- AIM OF THE EXERCISE:
Could you pull every line out of the data below and reproduce each one unchanged?

Element and coordinate data

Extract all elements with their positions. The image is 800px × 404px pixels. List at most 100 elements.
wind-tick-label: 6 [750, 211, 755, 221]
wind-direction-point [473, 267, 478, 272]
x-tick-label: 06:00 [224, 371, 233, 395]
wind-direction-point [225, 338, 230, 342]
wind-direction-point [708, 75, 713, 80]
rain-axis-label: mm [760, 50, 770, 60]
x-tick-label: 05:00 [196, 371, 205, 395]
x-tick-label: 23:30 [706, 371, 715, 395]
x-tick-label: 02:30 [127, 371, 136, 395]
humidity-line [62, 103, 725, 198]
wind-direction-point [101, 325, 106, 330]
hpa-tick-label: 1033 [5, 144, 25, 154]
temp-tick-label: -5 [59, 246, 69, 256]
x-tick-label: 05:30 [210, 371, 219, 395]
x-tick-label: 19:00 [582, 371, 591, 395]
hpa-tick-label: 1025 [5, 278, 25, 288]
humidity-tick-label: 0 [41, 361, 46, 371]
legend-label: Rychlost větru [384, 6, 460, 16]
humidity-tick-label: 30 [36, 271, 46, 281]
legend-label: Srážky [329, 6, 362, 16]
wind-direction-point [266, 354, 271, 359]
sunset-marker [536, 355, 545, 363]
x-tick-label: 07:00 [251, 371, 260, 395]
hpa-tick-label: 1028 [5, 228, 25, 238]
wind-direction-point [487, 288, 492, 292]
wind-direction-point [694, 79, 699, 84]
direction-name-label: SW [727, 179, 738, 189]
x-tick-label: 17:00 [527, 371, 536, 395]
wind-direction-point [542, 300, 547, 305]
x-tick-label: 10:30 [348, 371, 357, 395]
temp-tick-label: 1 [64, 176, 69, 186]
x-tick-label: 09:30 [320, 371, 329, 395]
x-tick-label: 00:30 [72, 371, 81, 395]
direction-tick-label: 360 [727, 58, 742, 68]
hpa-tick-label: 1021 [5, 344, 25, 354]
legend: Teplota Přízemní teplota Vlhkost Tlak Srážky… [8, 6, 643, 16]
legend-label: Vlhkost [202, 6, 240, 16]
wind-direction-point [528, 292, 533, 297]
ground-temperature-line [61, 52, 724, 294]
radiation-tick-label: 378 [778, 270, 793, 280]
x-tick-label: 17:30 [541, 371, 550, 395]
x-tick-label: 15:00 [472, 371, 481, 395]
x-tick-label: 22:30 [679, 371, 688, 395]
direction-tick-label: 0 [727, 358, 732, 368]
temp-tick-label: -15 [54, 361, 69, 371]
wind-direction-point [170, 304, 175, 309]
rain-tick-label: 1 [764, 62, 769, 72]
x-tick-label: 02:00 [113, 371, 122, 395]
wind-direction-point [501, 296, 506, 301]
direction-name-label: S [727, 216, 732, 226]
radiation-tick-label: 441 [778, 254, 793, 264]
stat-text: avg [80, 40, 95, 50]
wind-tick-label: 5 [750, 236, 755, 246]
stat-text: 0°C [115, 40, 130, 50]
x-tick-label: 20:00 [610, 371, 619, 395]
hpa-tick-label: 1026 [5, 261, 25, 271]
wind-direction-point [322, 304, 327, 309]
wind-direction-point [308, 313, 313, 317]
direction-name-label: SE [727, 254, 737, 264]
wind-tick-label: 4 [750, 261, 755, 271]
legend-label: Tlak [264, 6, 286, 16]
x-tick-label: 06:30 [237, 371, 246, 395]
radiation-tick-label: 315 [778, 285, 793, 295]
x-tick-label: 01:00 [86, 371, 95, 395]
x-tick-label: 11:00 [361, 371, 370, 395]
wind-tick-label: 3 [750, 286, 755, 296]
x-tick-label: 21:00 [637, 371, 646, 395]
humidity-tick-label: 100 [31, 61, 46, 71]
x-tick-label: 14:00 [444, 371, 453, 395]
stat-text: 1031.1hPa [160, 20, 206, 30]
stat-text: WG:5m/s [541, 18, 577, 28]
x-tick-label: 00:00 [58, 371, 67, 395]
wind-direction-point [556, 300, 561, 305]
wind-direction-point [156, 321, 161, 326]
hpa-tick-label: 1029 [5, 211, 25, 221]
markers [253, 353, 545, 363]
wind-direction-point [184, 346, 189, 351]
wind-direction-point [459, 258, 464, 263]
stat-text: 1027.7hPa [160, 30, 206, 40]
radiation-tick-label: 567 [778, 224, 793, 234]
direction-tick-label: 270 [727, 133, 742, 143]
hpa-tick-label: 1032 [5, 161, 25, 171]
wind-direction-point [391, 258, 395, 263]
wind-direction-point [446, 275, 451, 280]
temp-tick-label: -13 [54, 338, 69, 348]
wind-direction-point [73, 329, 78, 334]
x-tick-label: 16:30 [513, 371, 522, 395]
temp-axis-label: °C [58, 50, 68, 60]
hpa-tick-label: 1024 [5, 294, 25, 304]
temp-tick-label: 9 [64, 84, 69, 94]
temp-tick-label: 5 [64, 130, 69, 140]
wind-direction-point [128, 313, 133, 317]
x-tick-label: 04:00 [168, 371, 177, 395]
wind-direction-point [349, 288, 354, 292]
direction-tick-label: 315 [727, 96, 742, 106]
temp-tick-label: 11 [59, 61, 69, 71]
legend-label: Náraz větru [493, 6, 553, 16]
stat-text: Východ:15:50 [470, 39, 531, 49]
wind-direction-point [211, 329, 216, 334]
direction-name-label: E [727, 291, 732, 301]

- WORKED ANSWER:
Extract all elements with their positions. The image is 800px × 404px pixels. List at most 100 elements.
wind-tick-label: 6 [750, 211, 755, 221]
wind-direction-point [473, 267, 478, 272]
x-tick-label: 06:00 [224, 371, 233, 395]
wind-direction-point [225, 338, 230, 342]
wind-direction-point [708, 75, 713, 80]
rain-axis-label: mm [760, 50, 770, 60]
x-tick-label: 05:00 [196, 371, 205, 395]
x-tick-label: 23:30 [706, 371, 715, 395]
x-tick-label: 02:30 [127, 371, 136, 395]
humidity-line [62, 103, 725, 198]
wind-direction-point [101, 325, 106, 330]
hpa-tick-label: 1033 [5, 144, 25, 154]
temp-tick-label: -5 [59, 246, 69, 256]
x-tick-label: 05:30 [210, 371, 219, 395]
x-tick-label: 19:00 [582, 371, 591, 395]
hpa-tick-label: 1025 [5, 278, 25, 288]
humidity-tick-label: 0 [41, 361, 46, 371]
legend-label: Rychlost větru [384, 6, 460, 16]
humidity-tick-label: 30 [36, 271, 46, 281]
legend-label: Srážky [329, 6, 362, 16]
wind-direction-point [266, 354, 271, 359]
sunset-marker [536, 355, 545, 363]
x-tick-label: 07:00 [251, 371, 260, 395]
hpa-tick-label: 1028 [5, 228, 25, 238]
wind-direction-point [487, 288, 492, 292]
wind-direction-point [694, 79, 699, 84]
direction-name-label: SW [727, 179, 738, 189]
x-tick-label: 17:00 [527, 371, 536, 395]
wind-direction-point [542, 300, 547, 305]
x-tick-label: 10:30 [348, 371, 357, 395]
temp-tick-label: 1 [64, 176, 69, 186]
x-tick-label: 09:30 [320, 371, 329, 395]
x-tick-label: 00:30 [72, 371, 81, 395]
direction-tick-label: 360 [727, 58, 742, 68]
hpa-tick-label: 1021 [5, 344, 25, 354]
legend: Teplota Přízemní teplota Vlhkost Tlak Srážky… [8, 6, 643, 16]
legend-label: Vlhkost [202, 6, 240, 16]
wind-direction-point [528, 292, 533, 297]
ground-temperature-line [61, 52, 724, 294]
radiation-tick-label: 378 [778, 270, 793, 280]
x-tick-label: 17:30 [541, 371, 550, 395]
x-tick-label: 15:00 [472, 371, 481, 395]
x-tick-label: 22:30 [679, 371, 688, 395]
direction-tick-label: 0 [727, 358, 732, 368]
temp-tick-label: -15 [54, 361, 69, 371]
wind-direction-point [170, 304, 175, 309]
rain-tick-label: 1 [764, 62, 769, 72]
x-tick-label: 02:00 [113, 371, 122, 395]
wind-direction-point [501, 296, 506, 301]
direction-name-label: S [727, 216, 732, 226]
radiation-tick-label: 441 [778, 254, 793, 264]
stat-text: avg [80, 40, 95, 50]
wind-tick-label: 5 [750, 236, 755, 246]
stat-text: 0°C [115, 40, 130, 50]
x-tick-label: 20:00 [610, 371, 619, 395]
hpa-tick-label: 1026 [5, 261, 25, 271]
wind-direction-point [322, 304, 327, 309]
wind-direction-point [308, 313, 313, 317]
direction-name-label: SE [727, 254, 737, 264]
wind-tick-label: 4 [750, 261, 755, 271]
legend-label: Tlak [264, 6, 286, 16]
x-tick-label: 06:30 [237, 371, 246, 395]
radiation-tick-label: 315 [778, 285, 793, 295]
x-tick-label: 01:00 [86, 371, 95, 395]
x-tick-label: 11:00 [361, 371, 370, 395]
wind-tick-label: 3 [750, 286, 755, 296]
x-tick-label: 21:00 [637, 371, 646, 395]
humidity-tick-label: 100 [31, 61, 46, 71]
x-tick-label: 14:00 [444, 371, 453, 395]
stat-text: 1031.1hPa [160, 20, 206, 30]
stat-text: WG:5m/s [541, 18, 577, 28]
x-tick-label: 00:00 [58, 371, 67, 395]
wind-direction-point [556, 300, 561, 305]
wind-direction-point [156, 321, 161, 326]
hpa-tick-label: 1029 [5, 211, 25, 221]
markers [253, 353, 545, 363]
wind-direction-point [184, 346, 189, 351]
wind-direction-point [459, 258, 464, 263]
stat-text: 1027.7hPa [160, 30, 206, 40]
radiation-tick-label: 567 [778, 224, 793, 234]
direction-tick-label: 270 [727, 133, 742, 143]
hpa-tick-label: 1032 [5, 161, 25, 171]
wind-direction-point [391, 258, 395, 263]
wind-direction-point [446, 275, 451, 280]
temp-tick-label: -13 [54, 338, 69, 348]
wind-direction-point [73, 329, 78, 334]
x-tick-label: 16:30 [513, 371, 522, 395]
temp-axis-label: °C [58, 50, 68, 60]
hpa-tick-label: 1024 [5, 294, 25, 304]
temp-tick-label: 9 [64, 84, 69, 94]
temp-tick-label: 5 [64, 130, 69, 140]
wind-direction-point [128, 313, 133, 317]
x-tick-label: 04:00 [168, 371, 177, 395]
wind-direction-point [349, 288, 354, 292]
direction-tick-label: 315 [727, 96, 742, 106]
temp-tick-label: 11 [59, 61, 69, 71]
legend-label: Náraz větru [493, 6, 553, 16]
stat-text: Východ:15:50 [470, 39, 531, 49]
wind-direction-point [211, 329, 216, 334]
direction-name-label: E [727, 291, 732, 301]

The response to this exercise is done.